■ Set exercise ■
Quote, without change, all of the lines that follow.

■ Data for processing ■

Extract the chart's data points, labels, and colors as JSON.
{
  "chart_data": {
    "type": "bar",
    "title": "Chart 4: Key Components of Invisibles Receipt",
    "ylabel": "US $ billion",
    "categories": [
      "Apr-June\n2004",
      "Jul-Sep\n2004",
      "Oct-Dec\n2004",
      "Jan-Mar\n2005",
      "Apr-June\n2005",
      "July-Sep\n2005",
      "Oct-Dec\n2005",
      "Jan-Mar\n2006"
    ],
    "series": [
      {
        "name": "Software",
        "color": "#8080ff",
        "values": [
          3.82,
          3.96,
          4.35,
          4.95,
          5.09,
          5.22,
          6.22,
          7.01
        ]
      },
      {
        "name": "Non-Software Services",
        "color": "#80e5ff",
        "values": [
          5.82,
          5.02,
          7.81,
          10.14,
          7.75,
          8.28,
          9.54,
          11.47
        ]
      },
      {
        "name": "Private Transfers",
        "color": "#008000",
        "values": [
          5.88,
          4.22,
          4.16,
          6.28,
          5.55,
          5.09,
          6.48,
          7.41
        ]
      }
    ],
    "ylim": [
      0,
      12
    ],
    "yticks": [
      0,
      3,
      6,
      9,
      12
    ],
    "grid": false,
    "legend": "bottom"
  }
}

■ The completed task ■
Extract the chart's data points, labels, and colors as JSON.
{
  "chart_data": {
    "type": "bar",
    "title": "Chart 4: Key Components of Invisibles Receipt",
    "ylabel": "US $ billion",
    "categories": [
      "Apr-June\n2004",
      "Jul-Sep\n2004",
      "Oct-Dec\n2004",
      "Jan-Mar\n2005",
      "Apr-June\n2005",
      "July-Sep\n2005",
      "Oct-Dec\n2005",
      "Jan-Mar\n2006"
    ],
    "series": [
      {
        "name": "Software",
        "color": "#8080ff",
        "values": [
          3.82,
          3.96,
          4.35,
          4.95,
          5.09,
          5.22,
          6.22,
          7.01
        ]
      },
      {
        "name": "Non-Software Services",
        "color": "#80e5ff",
        "values": [
          5.82,
          5.02,
          7.81,
          10.14,
          7.75,
          8.28,
          9.54,
          11.47
        ]
      },
      {
        "name": "Private Transfers",
        "color": "#008000",
        "values": [
          5.88,
          4.22,
          4.16,
          6.28,
          5.55,
          5.09,
          6.48,
          7.41
        ]
      }
    ],
    "ylim": [
      0,
      12
    ],
    "yticks": [
      0,
      3,
      6,
      9,
      12
    ],
    "grid": false,
    "legend": "bottom"
  }
}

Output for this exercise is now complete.